>> BEGIN EXCERPTED TEXT

For example, based on identifying that the touch input is maintained for a duration exceeding substantially 4 seconds to substantially 5 seconds, the electronic device 101 may change the brightness of at least a portion of the display 140. For example, based on identifying a brightness of external light of the electronic device 101 that exceeds a preset brightness, based on data of the photoresistor, the electronic device 101 may change the brightness of at least a portion of the display 140. For example, based on information (e.g., an amount of sunlight, and/or weather) associated with an environment of a position where the electronic device 101 is included, based on the communication circuitry and/or a GPS sensor (e.g., the GPS sensor 153 of FIG. 1), the electronic device 101 may change the brightness of at least a portion of the display 140. For example, based on a position of the electronic device 101 identified by data of the GPS sensor, the electronic device 101 may obtain information, such as weather information in the position, from an external electronic device (e.g., a server) through the communication circuitry. Based on identifying a preset type of weather (e.g., sunny weather) from the information, the electronic device 101 may change the brightness of at least a portion of the display 140. For example, based on a direction of the electronic device 101 identified by data of the accelerometer, the electronic device 101 may change the brightness of at least a portion of the display 140. For example, based on identifying a preset direction (e.g., a direction that causes the display 140 to face perpendicular to a direction of gravitational acceleration) based on the accelerometer, the electronic device 101 may change the brightness of at least a portion of the display 140. In order to adjust the brightness of the display 140, a condition used together with the touch input based on the contact points P1, P2, P3, P4, and P5 illustrated in FIG. 4A is not limited to the exemplified conditions. For example, the electronic device 101 may change the brightness of at least a portion of the display 140 based on whether at least two of the exemplified conditions are satisfied.

>> END EXCERPTED TEXT
>> BEGIN INFORMATION SHOWN

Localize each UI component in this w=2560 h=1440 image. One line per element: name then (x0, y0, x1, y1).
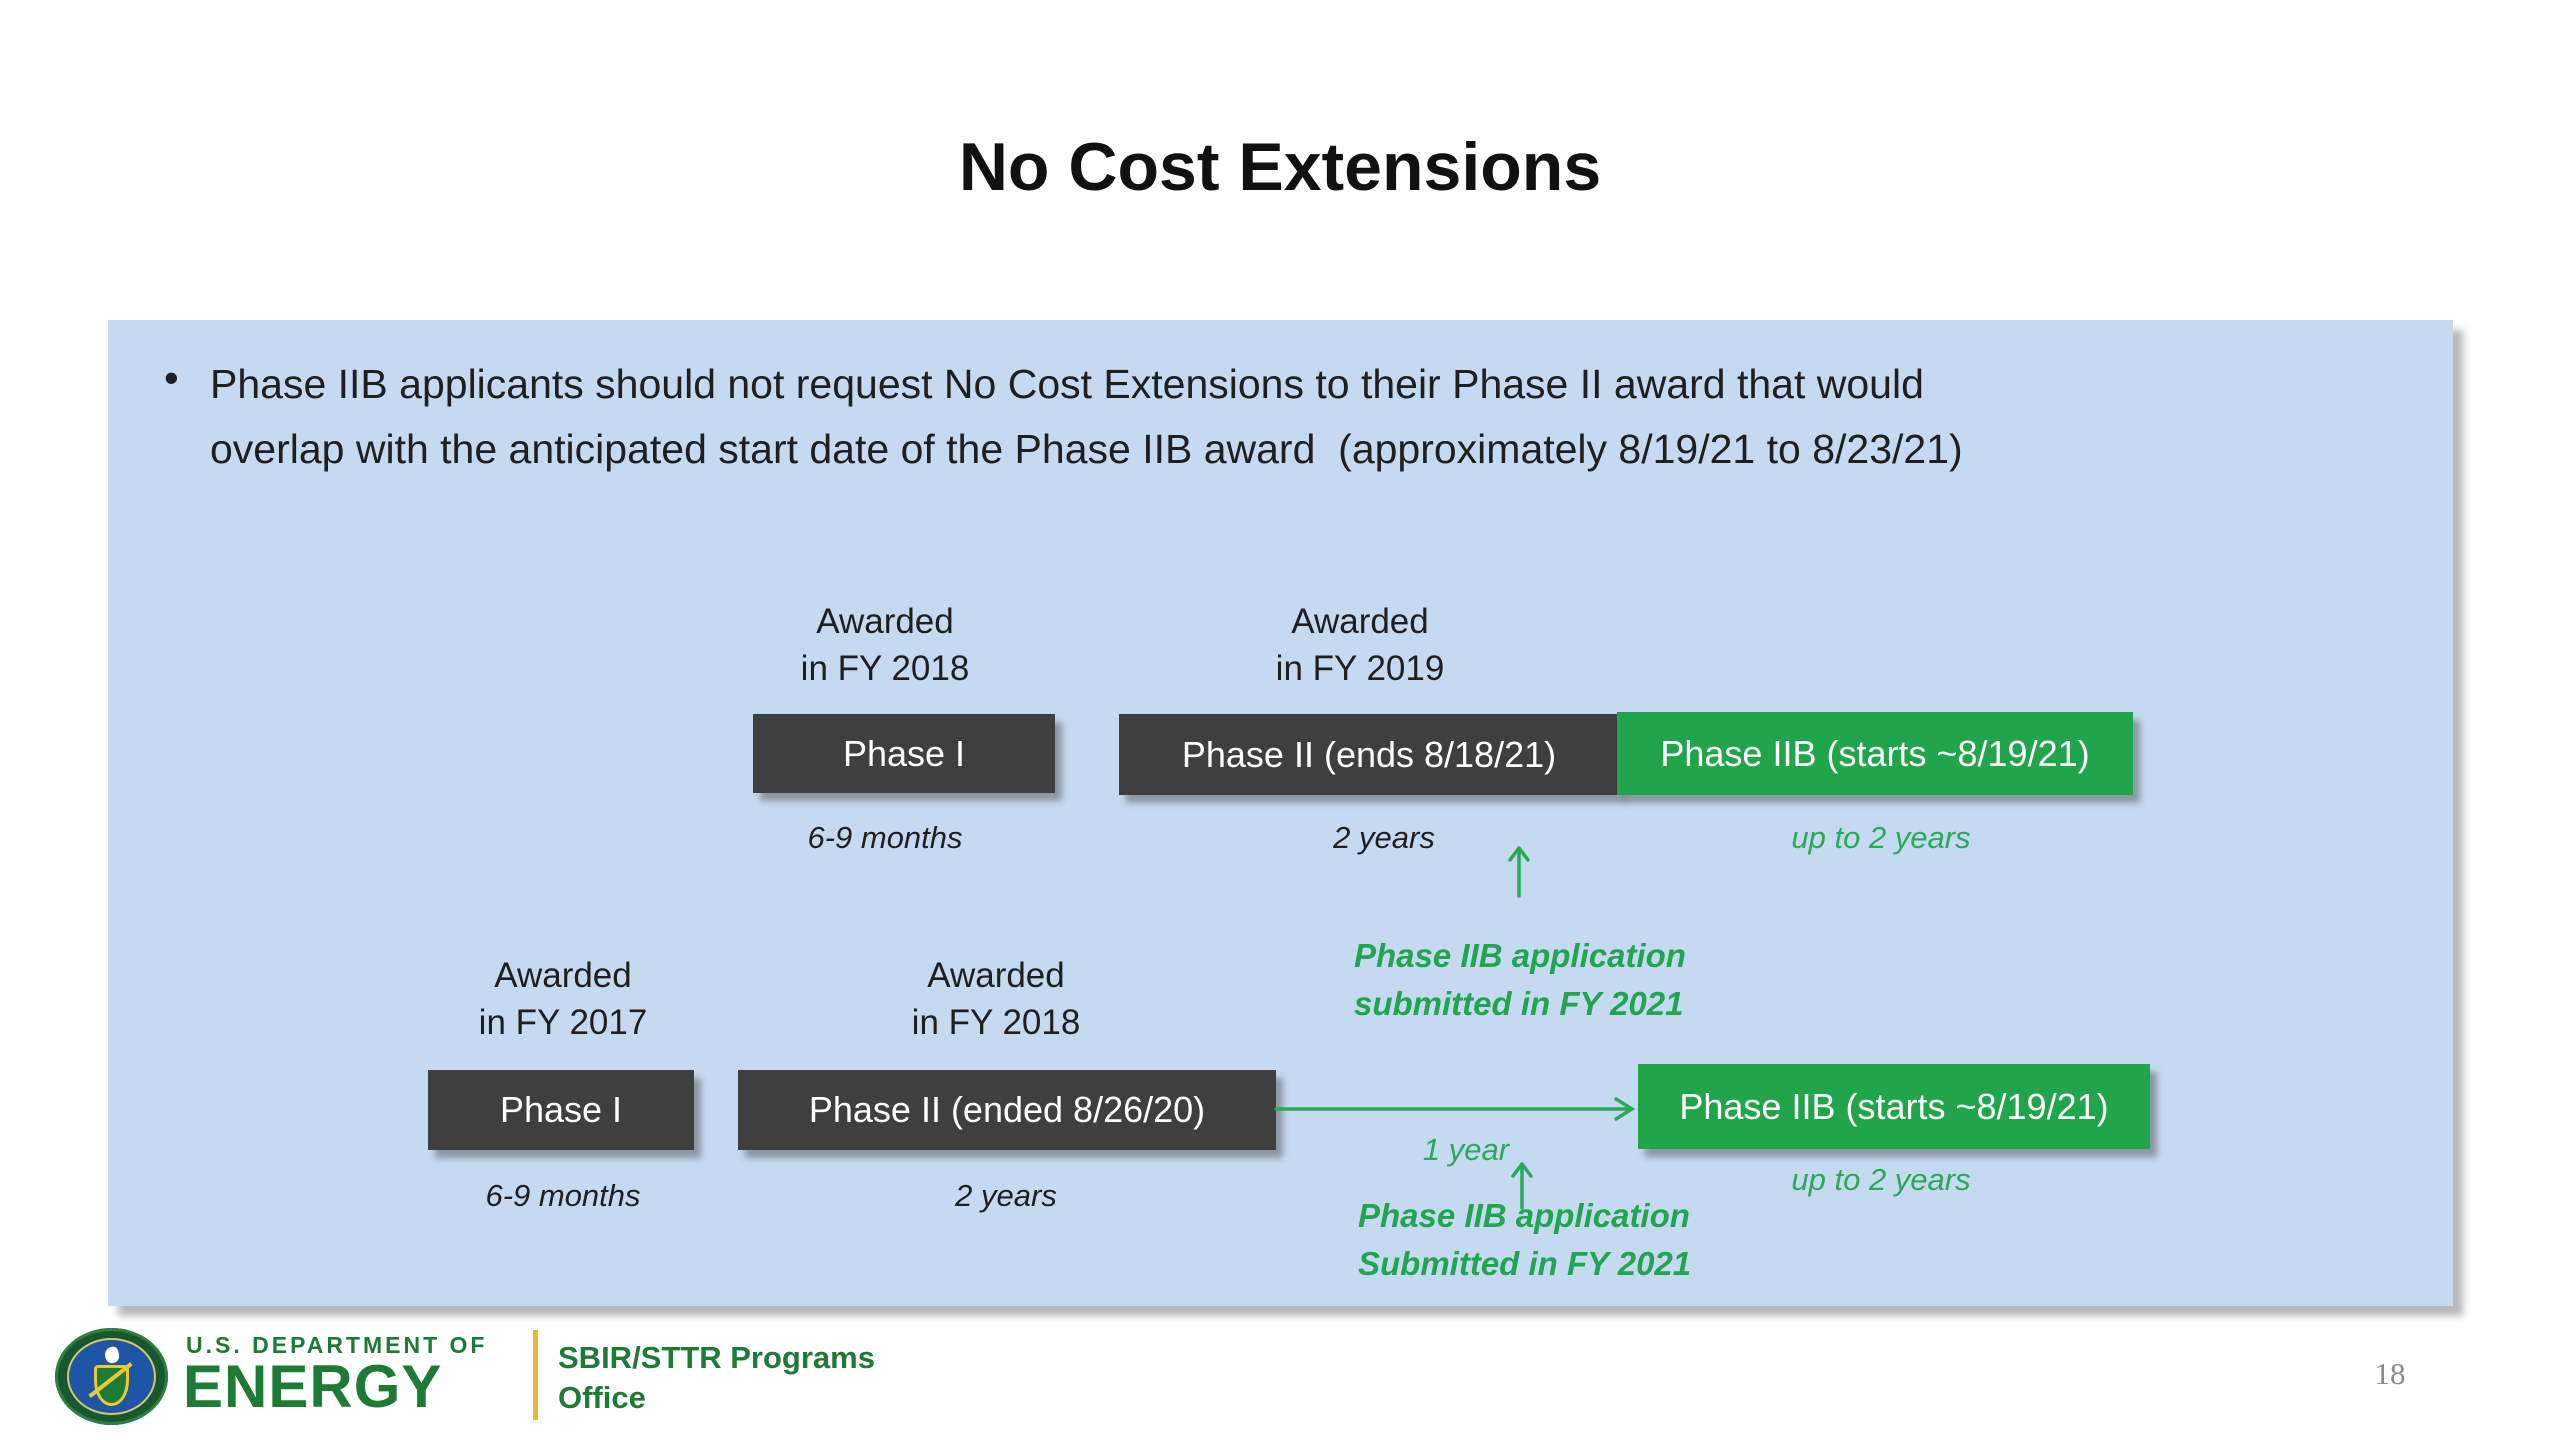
bottom-phase2-label: Phase II (ended 8/26/20) (808, 1089, 1206, 1130)
bullet-text: Phase IIB applicants should not request … (210, 361, 1963, 472)
content-panel: • Phase IIB applicants should not reques… (108, 320, 2453, 1306)
doe-seal-logo (55, 1328, 168, 1425)
doe-seal-eagle (103, 1345, 120, 1365)
bottom-phase1-label: Phase I (499, 1089, 623, 1130)
top-awarded-fy2019-label: Awarded in FY 2019 (1275, 602, 1445, 688)
bottom-phase2b-duration: up to 2 years (1791, 1162, 1971, 1197)
top-phase2b-label: Phase IIB (starts ~8/19/21) (1660, 732, 2090, 774)
bottom-gap-label: 1 year (1422, 1132, 1510, 1167)
page-title: No Cost Extensions (958, 129, 1602, 205)
bottom-annotation: Phase IIB application Submitted in FY 20… (1358, 1197, 1692, 1282)
bottom-phase2-bar: Phase II (ended 8/26/20) (738, 1070, 1276, 1150)
top-annotation: Phase IIB application submitted in FY 20… (1354, 937, 1686, 1022)
sbir-sttr-office-label: SBIR/STTR Programs Office (558, 1340, 875, 1415)
top-phase2-label: Phase II (ends 8/18/21) (1181, 733, 1557, 775)
up-arrow-icon (1508, 846, 1530, 898)
top-phase1-duration: 6-9 months (807, 820, 963, 855)
bullet-marker: • (164, 354, 179, 401)
top-awarded-fy2018-label: Awarded in FY 2018 (800, 602, 970, 688)
top-phase2-duration: 2 years (1333, 820, 1435, 855)
bottom-awarded-fy2017-label: Awarded in FY 2017 (478, 956, 648, 1042)
bottom-phase2-duration: 2 years (955, 1178, 1057, 1213)
bottom-phase2b-label: Phase IIB (starts ~8/19/21) (1679, 1085, 2109, 1127)
up-arrow-icon (1511, 1162, 1533, 1210)
top-phase1-label: Phase I (842, 732, 966, 774)
right-arrow-icon (1274, 1097, 1636, 1121)
bottom-phase1-duration: 6-9 months (485, 1178, 641, 1213)
page-number: 18 (2374, 1356, 2406, 1391)
bottom-awarded-fy2018-label: Awarded in FY 2018 (911, 956, 1081, 1042)
footer-divider (533, 1330, 538, 1420)
doe-seal-field (68, 1339, 155, 1414)
top-phase2-bar: Phase II (ends 8/18/21) (1119, 714, 1619, 795)
department-of-label: U.S. DEPARTMENT OF (186, 1332, 488, 1358)
bottom-phase2b-bar: Phase IIB (starts ~8/19/21) (1638, 1064, 2150, 1149)
top-phase2b-bar: Phase IIB (starts ~8/19/21) (1617, 712, 2133, 795)
top-phase2b-duration: up to 2 years (1791, 820, 1971, 855)
energy-wordmark: ENERGY (183, 1353, 443, 1420)
bottom-phase1-bar: Phase I (428, 1070, 694, 1150)
top-phase1-bar: Phase I (753, 714, 1055, 793)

>> END INFORMATION SHOWN

**THE PROBLEM**
Resume the passage on adjusting display brightness, writing on from its final sentence.

**WRITTEN RESPONSE**
Referring to FIG. 4A, the electronic device 101 may increase a brightness of a portion of a screen displayed through the display 140 to a brightness exceeding a brightness of another portion in the state 401 in which one or more conditions for changing the brightness of at least a portion of the display 140 are satisfied. For example, based on identifying that the touch input corresponds to a preset gesture for adjusting a first brightness of the display 140 based on the coordinates of the contact points P1, P2, P3, P4, and P5, the electronic device 101 may change a brightness of a first portion in which at least one first visual object having a preset type is displayed among a plurality of visual objects included in the screen to a second brightness different from the first brightness. The second brightness may exceed the first brightness. The electronic device 101 may increase the brightness of the at least one first visual object classified into the preset type among the plurality of visual objects displayed through the display 140 to a brightness exceeding a brightness of second visual objects different from the at least one first visual object among the plurality of visual objects.

Referring to FIG. 4A, the state 401 in which the electronic device 101 increases a brightness of a portion 410 including a QR code to a brightness exceeding a brightness of another portion in the screen displayed through the display 140 is illustrated. The electronic device 101 may identify a visual object of a preset type, including a QR code included in the portion 410. The preset type may be set to classify a visual object that the user sees first, such as the QR code, an image, and a video (e.g., the video 230 of FIG. 2). According to an embodiment, based on one or more instructions included in an application executed by the electronic device 101, the electronic device 101 may identify the visual object of the preset type in a screen corresponding to the application. According to an embodiment, based on a system application for generating a screen to be displayed in the display 140, the electronic device 101 may identify the visual object of the preset type in the screen. The electronic device 101 may increase a brightness of a portion (e.g., the portion 410 including the QR code) in which the visual object is displayed to a brightness exceeding a brightness of another portion in the state 401.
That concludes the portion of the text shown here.